<<<<

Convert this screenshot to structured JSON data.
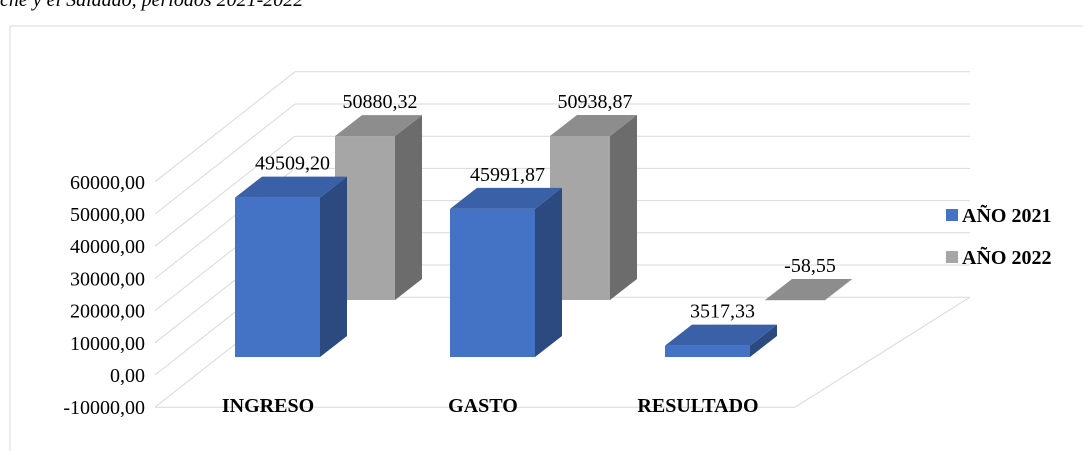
{
  "chart_data": {
    "type": "bar3d",
    "title": "che y el Saldado, periodos 2021-2022",
    "categories": [
      "INGRESO",
      "GASTO",
      "RESULTADO"
    ],
    "series": [
      {
        "name": "AÑO 2021",
        "color": "#4472c4",
        "values": [
          49509.2,
          45991.87,
          3517.33
        ],
        "value_labels": [
          "49509,20",
          "45991,87",
          "3517,33"
        ]
      },
      {
        "name": "AÑO 2022",
        "color": "#a6a6a6",
        "values": [
          50880.32,
          50938.87,
          -58.55
        ],
        "value_labels": [
          "50880,32",
          "50938,87",
          "-58,55"
        ]
      }
    ],
    "ylim": [
      -10000,
      60000
    ],
    "yticks": [
      {
        "value": -10000,
        "label": "-10000,00"
      },
      {
        "value": 0,
        "label": "0,00"
      },
      {
        "value": 10000,
        "label": "10000,00"
      },
      {
        "value": 20000,
        "label": "20000,00"
      },
      {
        "value": 30000,
        "label": "30000,00"
      },
      {
        "value": 40000,
        "label": "40000,00"
      },
      {
        "value": 50000,
        "label": "50000,00"
      },
      {
        "value": 60000,
        "label": "60000,00"
      }
    ],
    "grid": true,
    "legend": "right"
  }
}
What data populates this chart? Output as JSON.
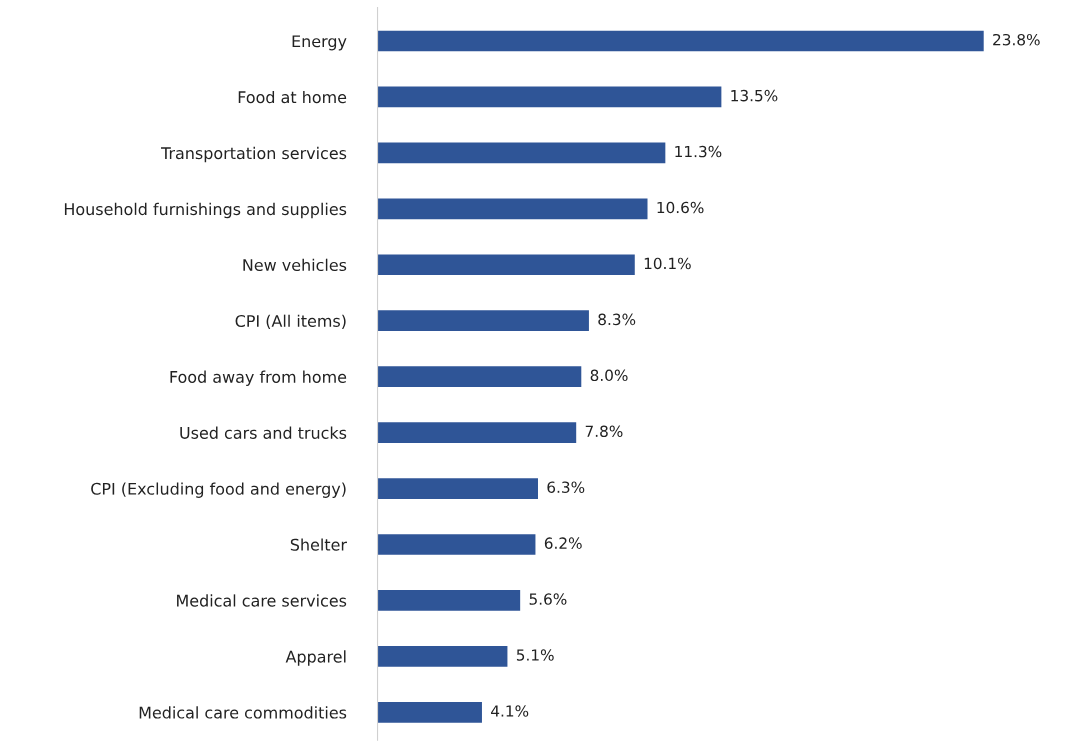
{
  "chart_data": {
    "type": "bar",
    "orientation": "horizontal",
    "categories": [
      "Energy",
      "Food at home",
      "Transportation services",
      "Household furnishings and supplies",
      "New vehicles",
      "CPI (All items)",
      "Food away from home",
      "Used cars and trucks",
      "CPI (Excluding food and energy)",
      "Shelter",
      "Medical care services",
      "Apparel",
      "Medical care commodities"
    ],
    "values": [
      23.8,
      13.5,
      11.3,
      10.6,
      10.1,
      8.3,
      8.0,
      7.8,
      6.3,
      6.2,
      5.6,
      5.1,
      4.1
    ],
    "value_labels": [
      "23.8%",
      "13.5%",
      "11.3%",
      "10.6%",
      "10.1%",
      "8.3%",
      "8.0%",
      "7.8%",
      "6.3%",
      "6.2%",
      "5.6%",
      "5.1%",
      "4.1%"
    ],
    "color": "#2f5597",
    "tick_labels": "y",
    "grid": false,
    "legend": false
  }
}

>>>>

→ GIVEN INSTRUCTION
With the pictures left out, transcribe the material exactly.

→ ANSWER TO THE TASK
Convert this screenshot to structured JSON data.
{
  "chart_data": {
    "type": "bar3d",
    "title": "che y el Saldado, periodos 2021-2022",
    "categories": [
      "INGRESO",
      "GASTO",
      "RESULTADO"
    ],
    "series": [
      {
        "name": "AÑO 2021",
        "color": "#4472c4",
        "values": [
          49509.2,
          45991.87,
          3517.33
        ],
        "value_labels": [
          "49509,20",
          "45991,87",
          "3517,33"
        ]
      },
      {
        "name": "AÑO 2022",
        "color": "#a6a6a6",
        "values": [
          50880.32,
          50938.87,
          -58.55
        ],
        "value_labels": [
          "50880,32",
          "50938,87",
          "-58,55"
        ]
      }
    ],
    "ylim": [
      -10000,
      60000
    ],
    "yticks": [
      {
        "value": -10000,
        "label": "-10000,00"
      },
      {
        "value": 0,
        "label": "0,00"
      },
      {
        "value": 10000,
        "label": "10000,00"
      },
      {
        "value": 20000,
        "label": "20000,00"
      },
      {
        "value": 30000,
        "label": "30000,00"
      },
      {
        "value": 40000,
        "label": "40000,00"
      },
      {
        "value": 50000,
        "label": "50000,00"
      },
      {
        "value": 60000,
        "label": "60000,00"
      }
    ],
    "grid": true,
    "legend": "right"
  }
}
What data populates this chart? Output as JSON.
{
  "chart_data": {
    "type": "bar",
    "orientation": "horizontal",
    "categories": [
      "Energy",
      "Food at home",
      "Transportation services",
      "Household furnishings and supplies",
      "New vehicles",
      "CPI (All items)",
      "Food away from home",
      "Used cars and trucks",
      "CPI (Excluding food and energy)",
      "Shelter",
      "Medical care services",
      "Apparel",
      "Medical care commodities"
    ],
    "values": [
      23.8,
      13.5,
      11.3,
      10.6,
      10.1,
      8.3,
      8.0,
      7.8,
      6.3,
      6.2,
      5.6,
      5.1,
      4.1
    ],
    "value_labels": [
      "23.8%",
      "13.5%",
      "11.3%",
      "10.6%",
      "10.1%",
      "8.3%",
      "8.0%",
      "7.8%",
      "6.3%",
      "6.2%",
      "5.6%",
      "5.1%",
      "4.1%"
    ],
    "color": "#2f5597",
    "tick_labels": "y",
    "grid": false,
    "legend": false
  }
}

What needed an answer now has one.